··· MATERIALS PROVIDED
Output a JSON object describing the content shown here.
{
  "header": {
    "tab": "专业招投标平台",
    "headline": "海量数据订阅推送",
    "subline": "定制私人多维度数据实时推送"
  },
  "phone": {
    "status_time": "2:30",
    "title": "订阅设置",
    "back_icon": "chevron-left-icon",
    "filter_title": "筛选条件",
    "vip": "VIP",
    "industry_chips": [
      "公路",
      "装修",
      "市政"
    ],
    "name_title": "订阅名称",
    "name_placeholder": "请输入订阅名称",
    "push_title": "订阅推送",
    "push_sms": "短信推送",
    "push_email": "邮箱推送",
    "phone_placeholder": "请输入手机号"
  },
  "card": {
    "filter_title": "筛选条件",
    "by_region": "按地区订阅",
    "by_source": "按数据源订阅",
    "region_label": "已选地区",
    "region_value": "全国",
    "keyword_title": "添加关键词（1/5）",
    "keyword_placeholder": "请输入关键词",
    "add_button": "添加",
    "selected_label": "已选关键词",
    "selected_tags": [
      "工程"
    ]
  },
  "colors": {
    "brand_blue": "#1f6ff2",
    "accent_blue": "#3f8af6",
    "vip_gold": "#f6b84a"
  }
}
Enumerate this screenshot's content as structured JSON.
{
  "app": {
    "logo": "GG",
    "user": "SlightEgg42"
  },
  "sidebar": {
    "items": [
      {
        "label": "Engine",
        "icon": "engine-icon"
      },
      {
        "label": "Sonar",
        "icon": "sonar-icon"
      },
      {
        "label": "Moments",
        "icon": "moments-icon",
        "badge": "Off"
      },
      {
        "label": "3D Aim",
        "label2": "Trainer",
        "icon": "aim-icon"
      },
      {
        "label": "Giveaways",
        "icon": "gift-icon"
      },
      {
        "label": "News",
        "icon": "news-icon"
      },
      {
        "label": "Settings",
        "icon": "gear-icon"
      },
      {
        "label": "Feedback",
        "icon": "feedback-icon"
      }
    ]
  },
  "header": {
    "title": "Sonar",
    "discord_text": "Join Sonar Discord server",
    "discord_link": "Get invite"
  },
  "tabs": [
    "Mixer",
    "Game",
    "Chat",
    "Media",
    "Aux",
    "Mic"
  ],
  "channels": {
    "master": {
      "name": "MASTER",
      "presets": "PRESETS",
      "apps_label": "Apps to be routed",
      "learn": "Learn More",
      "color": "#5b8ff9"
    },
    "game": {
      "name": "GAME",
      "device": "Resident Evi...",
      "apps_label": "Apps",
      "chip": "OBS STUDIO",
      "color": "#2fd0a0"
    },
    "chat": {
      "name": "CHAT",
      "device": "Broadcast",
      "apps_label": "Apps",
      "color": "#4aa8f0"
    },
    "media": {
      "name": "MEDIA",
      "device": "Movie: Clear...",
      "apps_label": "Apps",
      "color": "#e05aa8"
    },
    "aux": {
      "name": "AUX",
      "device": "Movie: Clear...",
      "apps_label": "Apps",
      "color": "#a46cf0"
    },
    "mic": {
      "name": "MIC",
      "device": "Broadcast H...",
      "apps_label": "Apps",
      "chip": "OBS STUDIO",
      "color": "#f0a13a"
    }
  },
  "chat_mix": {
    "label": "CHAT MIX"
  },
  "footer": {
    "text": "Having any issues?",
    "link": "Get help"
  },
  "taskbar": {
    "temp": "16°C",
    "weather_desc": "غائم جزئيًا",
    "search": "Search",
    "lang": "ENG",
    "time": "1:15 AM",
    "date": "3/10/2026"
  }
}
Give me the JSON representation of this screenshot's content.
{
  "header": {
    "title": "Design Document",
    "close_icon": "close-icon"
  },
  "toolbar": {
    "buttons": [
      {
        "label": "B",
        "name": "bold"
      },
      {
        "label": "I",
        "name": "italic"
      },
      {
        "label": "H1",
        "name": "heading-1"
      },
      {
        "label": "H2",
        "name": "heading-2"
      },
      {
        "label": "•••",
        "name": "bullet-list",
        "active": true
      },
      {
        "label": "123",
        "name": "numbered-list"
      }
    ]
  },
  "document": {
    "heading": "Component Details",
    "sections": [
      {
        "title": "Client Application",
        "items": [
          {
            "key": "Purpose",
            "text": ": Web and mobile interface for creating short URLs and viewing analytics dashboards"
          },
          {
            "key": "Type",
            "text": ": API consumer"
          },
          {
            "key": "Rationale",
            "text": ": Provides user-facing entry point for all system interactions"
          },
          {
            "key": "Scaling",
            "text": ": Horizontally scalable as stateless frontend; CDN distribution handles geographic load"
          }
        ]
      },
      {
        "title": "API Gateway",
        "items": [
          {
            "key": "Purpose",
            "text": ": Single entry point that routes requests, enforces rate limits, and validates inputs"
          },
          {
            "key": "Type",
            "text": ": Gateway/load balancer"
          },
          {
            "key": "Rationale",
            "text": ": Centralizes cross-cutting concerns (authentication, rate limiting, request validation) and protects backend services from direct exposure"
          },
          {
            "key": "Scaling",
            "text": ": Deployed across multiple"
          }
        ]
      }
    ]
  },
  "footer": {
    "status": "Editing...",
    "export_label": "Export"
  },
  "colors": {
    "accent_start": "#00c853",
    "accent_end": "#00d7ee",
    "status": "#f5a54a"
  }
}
······
▶ TASK INSTRUCTIONS
From the records above, pull out each line that has "device".

▶ EXERCISE RESPONSE
      "device": "Resident Evi...",
      "device": "Broadcast",
      "device": "Movie: Clear...",
      "device": "Movie: Clear...",
      "device": "Broadcast H...",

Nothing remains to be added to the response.